── Supplied entries

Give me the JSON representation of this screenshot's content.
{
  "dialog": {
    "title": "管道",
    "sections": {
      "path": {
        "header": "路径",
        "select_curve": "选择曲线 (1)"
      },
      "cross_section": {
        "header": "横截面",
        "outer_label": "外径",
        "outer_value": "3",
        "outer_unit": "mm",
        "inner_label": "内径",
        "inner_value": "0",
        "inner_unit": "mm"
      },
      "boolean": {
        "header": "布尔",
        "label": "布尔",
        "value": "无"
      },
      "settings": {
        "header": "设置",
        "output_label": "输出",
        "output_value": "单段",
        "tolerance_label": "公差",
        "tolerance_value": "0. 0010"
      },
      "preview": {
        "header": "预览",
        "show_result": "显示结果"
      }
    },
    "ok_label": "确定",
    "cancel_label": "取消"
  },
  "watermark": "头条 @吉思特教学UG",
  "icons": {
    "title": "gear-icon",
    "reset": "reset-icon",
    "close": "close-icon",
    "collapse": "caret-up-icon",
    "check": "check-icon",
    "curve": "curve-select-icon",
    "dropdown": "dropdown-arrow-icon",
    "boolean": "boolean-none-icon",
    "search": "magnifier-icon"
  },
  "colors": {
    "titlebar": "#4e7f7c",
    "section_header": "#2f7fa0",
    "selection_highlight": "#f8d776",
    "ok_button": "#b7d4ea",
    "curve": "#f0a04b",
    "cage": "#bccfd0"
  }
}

────
── Supplied entries

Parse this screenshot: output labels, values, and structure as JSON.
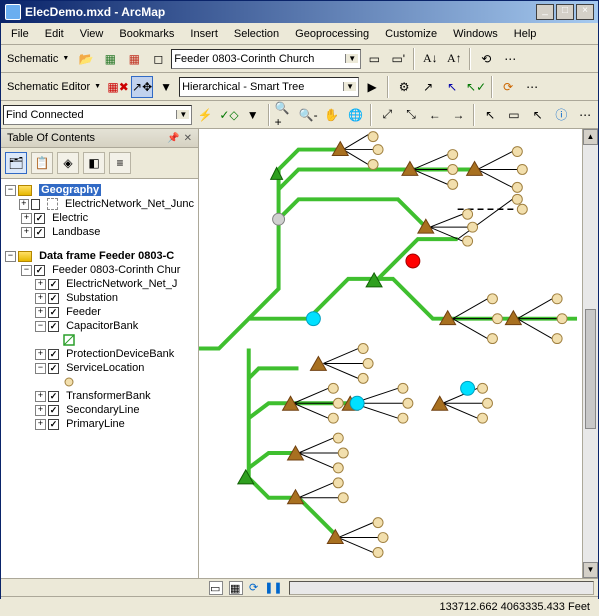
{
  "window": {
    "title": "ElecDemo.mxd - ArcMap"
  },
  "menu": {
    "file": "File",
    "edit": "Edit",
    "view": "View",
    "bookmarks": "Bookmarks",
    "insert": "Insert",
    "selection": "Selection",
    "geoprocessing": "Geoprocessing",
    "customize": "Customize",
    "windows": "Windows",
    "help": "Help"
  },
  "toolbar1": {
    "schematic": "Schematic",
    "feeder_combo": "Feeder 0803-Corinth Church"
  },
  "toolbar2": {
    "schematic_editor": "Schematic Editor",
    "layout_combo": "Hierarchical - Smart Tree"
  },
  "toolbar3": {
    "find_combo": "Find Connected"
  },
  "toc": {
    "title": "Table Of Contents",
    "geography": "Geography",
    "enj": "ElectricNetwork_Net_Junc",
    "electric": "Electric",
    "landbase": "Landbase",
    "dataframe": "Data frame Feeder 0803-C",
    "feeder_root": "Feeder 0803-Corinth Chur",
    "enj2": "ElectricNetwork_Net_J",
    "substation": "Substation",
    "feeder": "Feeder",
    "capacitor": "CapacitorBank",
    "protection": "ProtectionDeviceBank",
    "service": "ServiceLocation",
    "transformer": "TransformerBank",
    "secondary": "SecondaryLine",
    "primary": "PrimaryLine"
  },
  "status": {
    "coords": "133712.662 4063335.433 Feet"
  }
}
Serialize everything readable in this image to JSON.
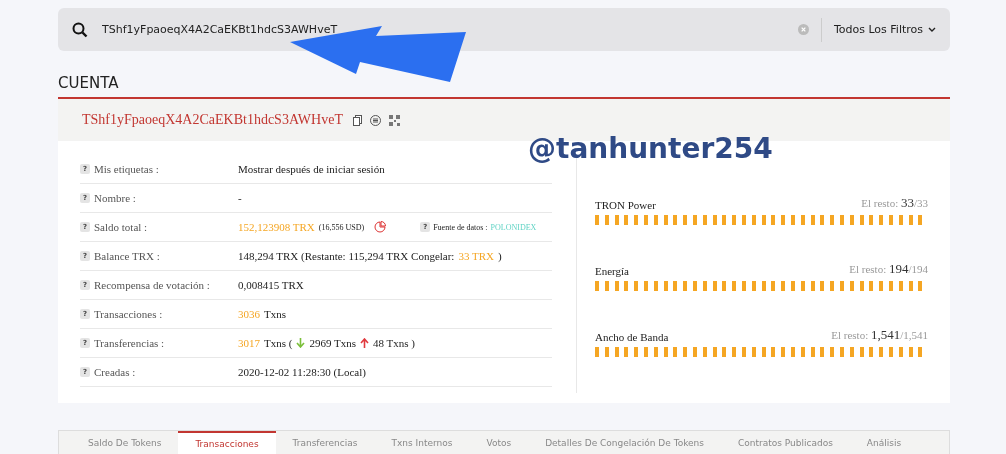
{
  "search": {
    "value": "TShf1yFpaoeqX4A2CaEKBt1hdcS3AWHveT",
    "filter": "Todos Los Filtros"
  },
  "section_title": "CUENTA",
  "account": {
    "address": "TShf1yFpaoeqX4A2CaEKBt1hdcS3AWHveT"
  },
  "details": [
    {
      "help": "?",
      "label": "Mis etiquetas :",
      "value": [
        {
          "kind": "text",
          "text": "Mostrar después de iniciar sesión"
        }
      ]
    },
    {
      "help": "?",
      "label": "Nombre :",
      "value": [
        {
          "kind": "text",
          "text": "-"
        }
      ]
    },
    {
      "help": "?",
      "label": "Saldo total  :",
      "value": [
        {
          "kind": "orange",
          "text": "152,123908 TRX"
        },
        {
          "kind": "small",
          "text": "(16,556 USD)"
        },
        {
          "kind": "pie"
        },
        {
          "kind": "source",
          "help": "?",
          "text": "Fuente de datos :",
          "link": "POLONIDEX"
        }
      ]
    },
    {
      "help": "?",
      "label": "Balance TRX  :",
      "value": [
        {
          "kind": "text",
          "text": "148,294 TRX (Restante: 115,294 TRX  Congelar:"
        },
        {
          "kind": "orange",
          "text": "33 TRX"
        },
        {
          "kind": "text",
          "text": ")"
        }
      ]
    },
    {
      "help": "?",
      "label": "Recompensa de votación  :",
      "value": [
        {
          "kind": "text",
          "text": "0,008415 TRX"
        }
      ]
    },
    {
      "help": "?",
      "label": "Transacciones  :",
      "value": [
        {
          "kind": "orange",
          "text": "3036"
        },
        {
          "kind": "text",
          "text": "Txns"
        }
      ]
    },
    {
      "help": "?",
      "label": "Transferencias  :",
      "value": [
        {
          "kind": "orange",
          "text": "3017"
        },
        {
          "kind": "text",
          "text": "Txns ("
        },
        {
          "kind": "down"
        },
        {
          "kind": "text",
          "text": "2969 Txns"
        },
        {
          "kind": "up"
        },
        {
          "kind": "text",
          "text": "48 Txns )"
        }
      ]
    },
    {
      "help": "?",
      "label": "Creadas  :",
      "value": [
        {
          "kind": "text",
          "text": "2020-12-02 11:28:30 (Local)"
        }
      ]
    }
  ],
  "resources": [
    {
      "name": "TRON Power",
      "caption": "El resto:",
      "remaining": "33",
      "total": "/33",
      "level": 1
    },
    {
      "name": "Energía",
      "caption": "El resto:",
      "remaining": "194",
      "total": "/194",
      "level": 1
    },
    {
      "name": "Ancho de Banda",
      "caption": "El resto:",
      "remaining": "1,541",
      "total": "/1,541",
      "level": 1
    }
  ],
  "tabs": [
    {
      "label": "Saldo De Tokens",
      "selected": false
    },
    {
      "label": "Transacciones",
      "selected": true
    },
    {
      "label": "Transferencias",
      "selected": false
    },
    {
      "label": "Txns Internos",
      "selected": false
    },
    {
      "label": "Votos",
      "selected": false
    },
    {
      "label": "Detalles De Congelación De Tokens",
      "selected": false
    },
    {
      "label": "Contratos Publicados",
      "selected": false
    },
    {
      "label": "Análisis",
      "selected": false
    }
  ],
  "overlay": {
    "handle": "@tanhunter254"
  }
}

────

Written exercise: Look through the entries and find each line that has the string "Schematic". Copy those lines.

Output for this task:
    "schematic": "Schematic",
    "schematic_editor": "Schematic Editor",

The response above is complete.